THE TASK » Rewrite the entries below with every occurrence of "bar-value-label" replaced by "data-label" and everything else left unchanged. Omit the pictures from your answer.

INFORMATION GIVEN »
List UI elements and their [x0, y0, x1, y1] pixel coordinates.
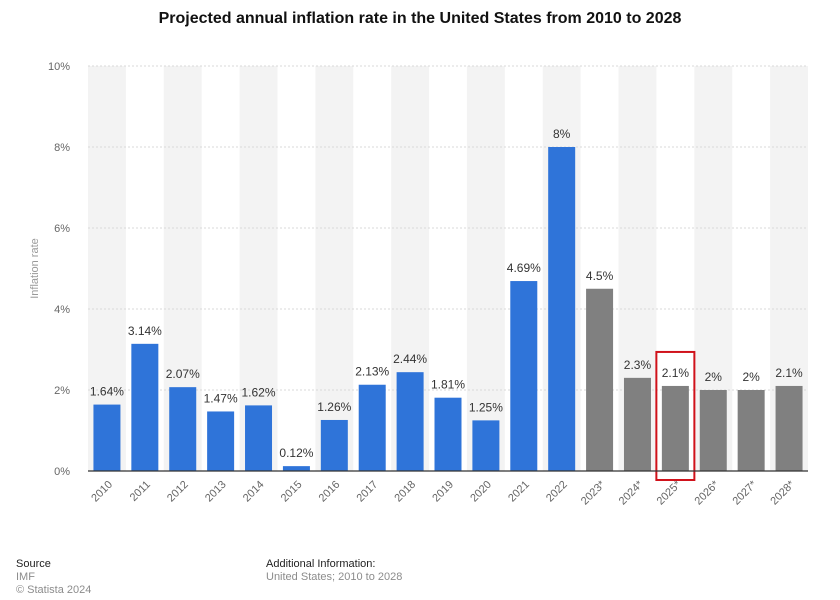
x-tick-label: 2025*	[655, 478, 684, 507]
x-tick-label: 2010	[89, 479, 115, 505]
bar	[245, 405, 273, 471]
x-tick-label: 2019	[430, 479, 456, 505]
bar	[472, 420, 500, 471]
bar-value-label: 2.07%	[166, 367, 200, 381]
bar-value-label: 2%	[742, 370, 760, 384]
bar	[548, 147, 576, 471]
x-tick-label: 2011	[128, 479, 153, 504]
x-tick-label: 2026*	[693, 478, 722, 507]
source-heading: Source	[16, 558, 51, 570]
x-tick-label: 2012	[165, 479, 191, 505]
bar-value-label: 2.1%	[662, 366, 690, 380]
background-band	[239, 66, 278, 471]
y-tick-label: 0%	[54, 466, 70, 478]
bar	[586, 288, 614, 471]
bar-value-label: 2.1%	[775, 366, 803, 380]
x-tick-label: 2017	[355, 479, 381, 505]
x-tick-label: 2020	[468, 479, 494, 505]
bar-value-label: 4.69%	[507, 261, 541, 275]
bar	[93, 404, 121, 471]
x-tick-label: 2015	[279, 479, 305, 505]
background-band	[88, 66, 126, 471]
bar-value-label: 1.62%	[242, 385, 276, 399]
copyright: © Statista 2024	[16, 584, 92, 596]
additional-info-heading: Additional Information:	[266, 558, 376, 570]
bar-value-label: 1.64%	[90, 385, 124, 399]
x-tick-label: 2027*	[730, 478, 759, 507]
bar	[131, 343, 159, 471]
x-tick-label: 2021	[506, 479, 532, 505]
bar	[775, 385, 803, 471]
bar-value-label: 2%	[705, 370, 723, 384]
bar-value-label: 8%	[553, 127, 571, 141]
bar	[434, 397, 462, 471]
x-tick-label: 2014	[241, 479, 267, 505]
source-name: IMF	[16, 571, 35, 583]
bar-value-label: 0.12%	[279, 446, 313, 460]
x-tick-label: 2022	[544, 479, 570, 505]
bar	[623, 377, 651, 471]
bar	[320, 419, 348, 471]
y-tick-label: 2%	[54, 385, 70, 397]
x-tick-label: 2024*	[617, 478, 646, 507]
y-tick-label: 4%	[54, 304, 70, 316]
bar	[737, 390, 765, 471]
bar-value-label: 2.44%	[393, 352, 427, 366]
bar	[358, 384, 386, 471]
bar-value-label: 1.26%	[317, 400, 351, 414]
bar	[510, 281, 538, 471]
background-band	[466, 66, 505, 471]
highlight-box	[655, 350, 696, 482]
bar	[169, 387, 197, 471]
bar-value-label: 2.13%	[355, 365, 389, 379]
additional-info-block: Additional Information: United States; 2…	[266, 558, 402, 584]
bar-value-label: 2.3%	[624, 358, 652, 372]
bar	[396, 372, 424, 471]
x-tick-label: 2018	[392, 479, 418, 505]
y-tick-label: 8%	[54, 142, 70, 154]
bar-value-label: 3.14%	[128, 324, 162, 338]
x-tick-label: 2028*	[768, 478, 797, 507]
background-band	[315, 66, 354, 471]
y-tick-label: 6%	[54, 223, 70, 235]
y-tick-label: 10%	[48, 61, 70, 73]
bar	[699, 390, 727, 471]
chart-title: Projected annual inflation rate in the U…	[158, 10, 682, 27]
bar-value-label: 1.81%	[431, 378, 465, 392]
x-tick-label: 2023*	[579, 478, 608, 507]
additional-info-text: United States; 2010 to 2028	[266, 571, 403, 583]
x-tick-label: 2013	[203, 479, 229, 505]
y-axis-title: Inflation rate	[29, 238, 41, 299]
bar	[207, 411, 235, 471]
bar	[661, 385, 689, 471]
source-block: Source IMF © Statista 2024	[16, 558, 91, 597]
bar-value-label: 1.25%	[469, 400, 503, 414]
bar-value-label: 4.5%	[586, 269, 614, 283]
bar	[282, 466, 310, 471]
x-tick-label: 2016	[317, 479, 343, 505]
bar-value-label: 1.47%	[204, 391, 238, 405]
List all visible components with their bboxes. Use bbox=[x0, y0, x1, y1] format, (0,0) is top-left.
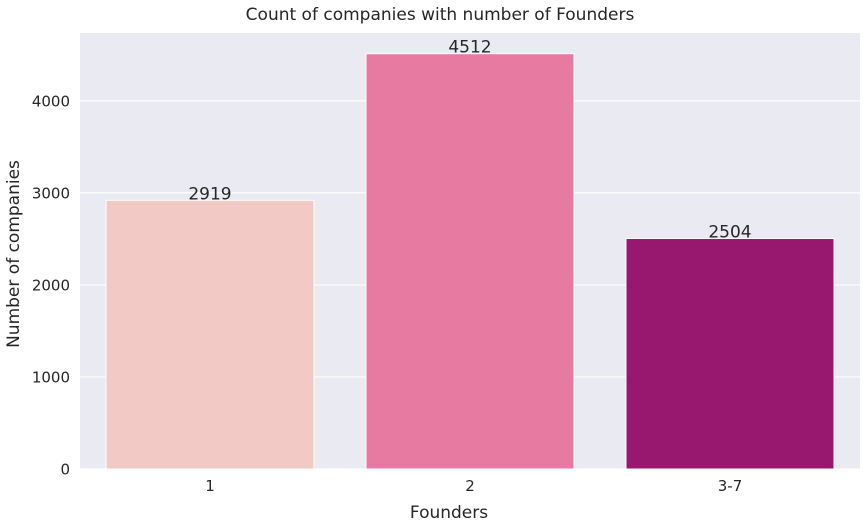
x-axis-ticks: 1 2 3-7 bbox=[205, 477, 742, 495]
bars bbox=[105, 53, 835, 470]
x-tick-label: 2 bbox=[465, 477, 475, 495]
y-tick-label: 4000 bbox=[32, 92, 70, 110]
x-tick-label: 3-7 bbox=[718, 477, 743, 495]
bar-value-label: 2919 bbox=[188, 184, 231, 204]
bar-data-labels: 2919 4512 2504 bbox=[188, 38, 751, 243]
y-tick-label: 3000 bbox=[32, 184, 70, 202]
y-axis-label: Number of companies bbox=[4, 160, 24, 348]
bar-3-7 bbox=[625, 238, 835, 470]
bar-value-label: 4512 bbox=[448, 38, 491, 58]
y-axis-ticks: 0 1000 2000 3000 4000 bbox=[32, 92, 70, 478]
y-tick-label: 2000 bbox=[32, 276, 70, 294]
x-axis-label: Founders bbox=[410, 503, 488, 523]
x-tick-label: 1 bbox=[205, 477, 215, 495]
y-tick-label: 1000 bbox=[32, 368, 70, 386]
chart-title: Count of companies with number of Founde… bbox=[246, 5, 635, 25]
bar-2 bbox=[365, 53, 575, 470]
bar-1 bbox=[105, 199, 315, 470]
y-tick-label: 0 bbox=[60, 461, 70, 479]
bar-value-label: 2504 bbox=[708, 223, 751, 243]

REPLY »
List UI elements and their [x0, y0, x1, y1] pixel coordinates.
x-tick-label: 2025*	[655, 478, 684, 507]
x-tick-label: 2010	[89, 479, 115, 505]
bar	[245, 405, 273, 471]
x-tick-label: 2019	[430, 479, 456, 505]
bar	[472, 420, 500, 471]
data-label: 2.07%	[166, 367, 200, 381]
data-label: 2%	[742, 370, 760, 384]
bar	[548, 147, 576, 471]
x-tick-label: 2011	[128, 479, 153, 504]
x-tick-label: 2026*	[693, 478, 722, 507]
source-heading: Source	[16, 558, 51, 570]
x-tick-label: 2012	[165, 479, 191, 505]
data-label: 2.1%	[662, 366, 690, 380]
background-band	[239, 66, 278, 471]
y-tick-label: 0%	[54, 466, 70, 478]
bar	[586, 288, 614, 471]
data-label: 2.1%	[775, 366, 803, 380]
x-tick-label: 2017	[355, 479, 381, 505]
x-tick-label: 2020	[468, 479, 494, 505]
data-label: 4.69%	[507, 261, 541, 275]
bar	[93, 404, 121, 471]
x-tick-label: 2015	[279, 479, 305, 505]
background-band	[88, 66, 126, 471]
data-label: 1.62%	[242, 385, 276, 399]
copyright: © Statista 2024	[16, 584, 92, 596]
additional-info-heading: Additional Information:	[266, 558, 376, 570]
data-label: 1.64%	[90, 385, 124, 399]
x-tick-label: 2027*	[730, 478, 759, 507]
bar	[131, 343, 159, 471]
x-tick-label: 2021	[506, 479, 532, 505]
bar	[775, 385, 803, 471]
data-label: 2%	[705, 370, 723, 384]
data-label: 8%	[553, 127, 571, 141]
bar	[434, 397, 462, 471]
x-tick-label: 2014	[241, 479, 267, 505]
source-name: IMF	[16, 571, 35, 583]
data-label: 0.12%	[279, 446, 313, 460]
x-tick-label: 2022	[544, 479, 570, 505]
bar	[623, 377, 651, 471]
bar	[320, 419, 348, 471]
y-tick-label: 2%	[54, 385, 70, 397]
x-tick-label: 2024*	[617, 478, 646, 507]
y-tick-label: 4%	[54, 304, 70, 316]
bar	[737, 390, 765, 471]
data-label: 2.44%	[393, 352, 427, 366]
bar	[358, 384, 386, 471]
data-label: 1.26%	[317, 400, 351, 414]
bar	[510, 281, 538, 471]
background-band	[466, 66, 505, 471]
highlight-box	[655, 350, 696, 482]
bar	[169, 387, 197, 471]
data-label: 2.13%	[355, 365, 389, 379]
additional-info-block: Additional Information: United States; 2…	[266, 558, 402, 584]
data-label: 2.3%	[624, 358, 652, 372]
bar	[396, 372, 424, 471]
x-tick-label: 2018	[392, 479, 418, 505]
y-tick-label: 8%	[54, 142, 70, 154]
data-label: 3.14%	[128, 324, 162, 338]
x-tick-label: 2028*	[768, 478, 797, 507]
background-band	[315, 66, 354, 471]
y-tick-label: 6%	[54, 223, 70, 235]
y-tick-label: 10%	[48, 61, 70, 73]
bar	[699, 390, 727, 471]
chart-title: Projected annual inflation rate in the U…	[158, 10, 682, 27]
data-label: 1.81%	[431, 378, 465, 392]
x-tick-label: 2023*	[579, 478, 608, 507]
additional-info-text: United States; 2010 to 2028	[266, 571, 403, 583]
x-tick-label: 2013	[203, 479, 229, 505]
y-axis-title: Inflation rate	[29, 238, 41, 299]
bar	[207, 411, 235, 471]
bar	[661, 385, 689, 471]
source-block: Source IMF © Statista 2024	[16, 558, 91, 597]
data-label: 1.25%	[469, 400, 503, 414]
data-label: 4.5%	[586, 269, 614, 283]
bar	[282, 466, 310, 471]
x-tick-label: 2016	[317, 479, 343, 505]
data-label: 1.47%	[204, 391, 238, 405]
List all visible components with their bboxes. Use bbox=[x0, y0, x1, y1] format, (0,0) is top-left.
x-axis-ticks: 1 2 3-7 bbox=[205, 477, 742, 495]
bars bbox=[105, 53, 835, 470]
x-tick-label: 2 bbox=[465, 477, 475, 495]
y-tick-label: 4000 bbox=[32, 92, 70, 110]
x-tick-label: 3-7 bbox=[718, 477, 743, 495]
data-label: 2919 bbox=[188, 184, 231, 204]
bar-data-labels: 2919 4512 2504 bbox=[188, 38, 751, 243]
y-tick-label: 3000 bbox=[32, 184, 70, 202]
y-axis-label: Number of companies bbox=[4, 160, 24, 348]
bar-3-7 bbox=[625, 238, 835, 470]
data-label: 4512 bbox=[448, 38, 491, 58]
y-axis-ticks: 0 1000 2000 3000 4000 bbox=[32, 92, 70, 478]
y-tick-label: 2000 bbox=[32, 276, 70, 294]
x-axis-label: Founders bbox=[410, 503, 488, 523]
x-tick-label: 1 bbox=[205, 477, 215, 495]
y-tick-label: 1000 bbox=[32, 368, 70, 386]
chart-title: Count of companies with number of Founde… bbox=[246, 5, 635, 25]
bar-2 bbox=[365, 53, 575, 470]
bar-1 bbox=[105, 199, 315, 470]
y-tick-label: 0 bbox=[60, 461, 70, 479]
data-label: 2504 bbox=[708, 223, 751, 243]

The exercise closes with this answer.